- _Task directions_
Images embedded in the records are excluded; print everything else exactly as given.

- _Dataset items_

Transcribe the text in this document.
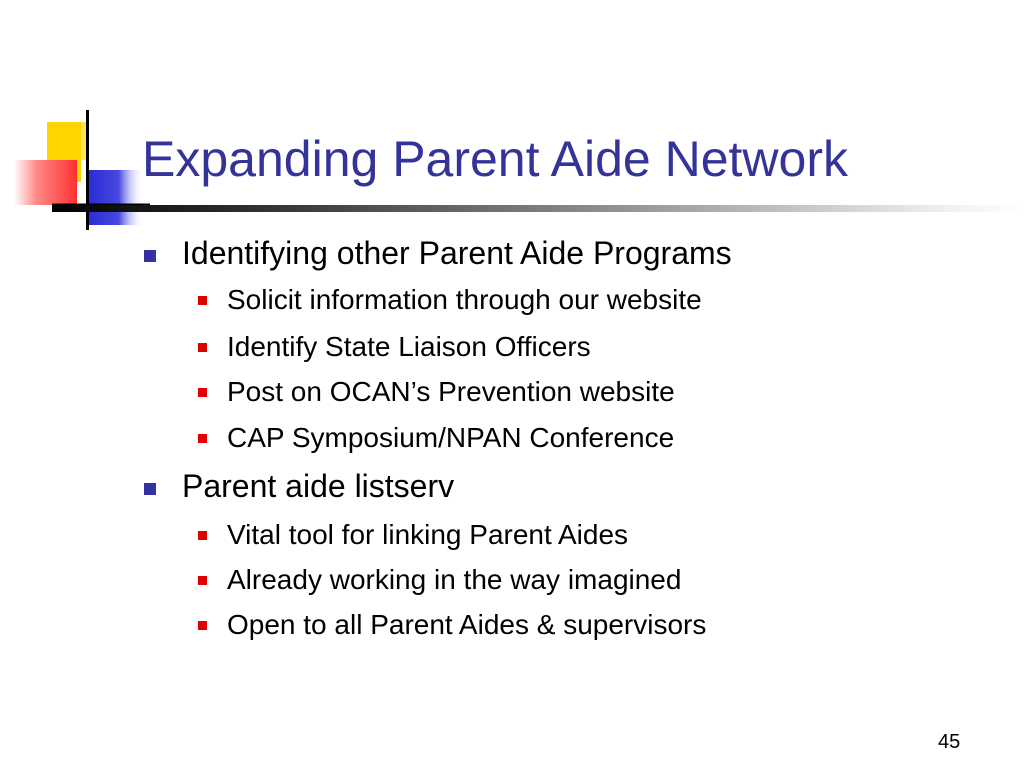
Expanding Parent Aide Network
Identifying other Parent Aide Programs
Solicit information through our website
Identify State Liaison Officers
Post on OCAN’s Prevention website
CAP Symposium/NPAN Conference
Parent aide listserv
Vital tool for linking Parent Aides
Already working in the way imagined
Open to all Parent Aides & supervisors
45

- _Finished task_
Transcribe the text in this document.
Expanding Parent Aide Network
Identifying other Parent Aide Programs
Solicit information through our website
Identify State Liaison Officers
Post on OCAN’s Prevention website
CAP Symposium/NPAN Conference
Parent aide listserv
Vital tool for linking Parent Aides
Already working in the way imagined
Open to all Parent Aides & supervisors
45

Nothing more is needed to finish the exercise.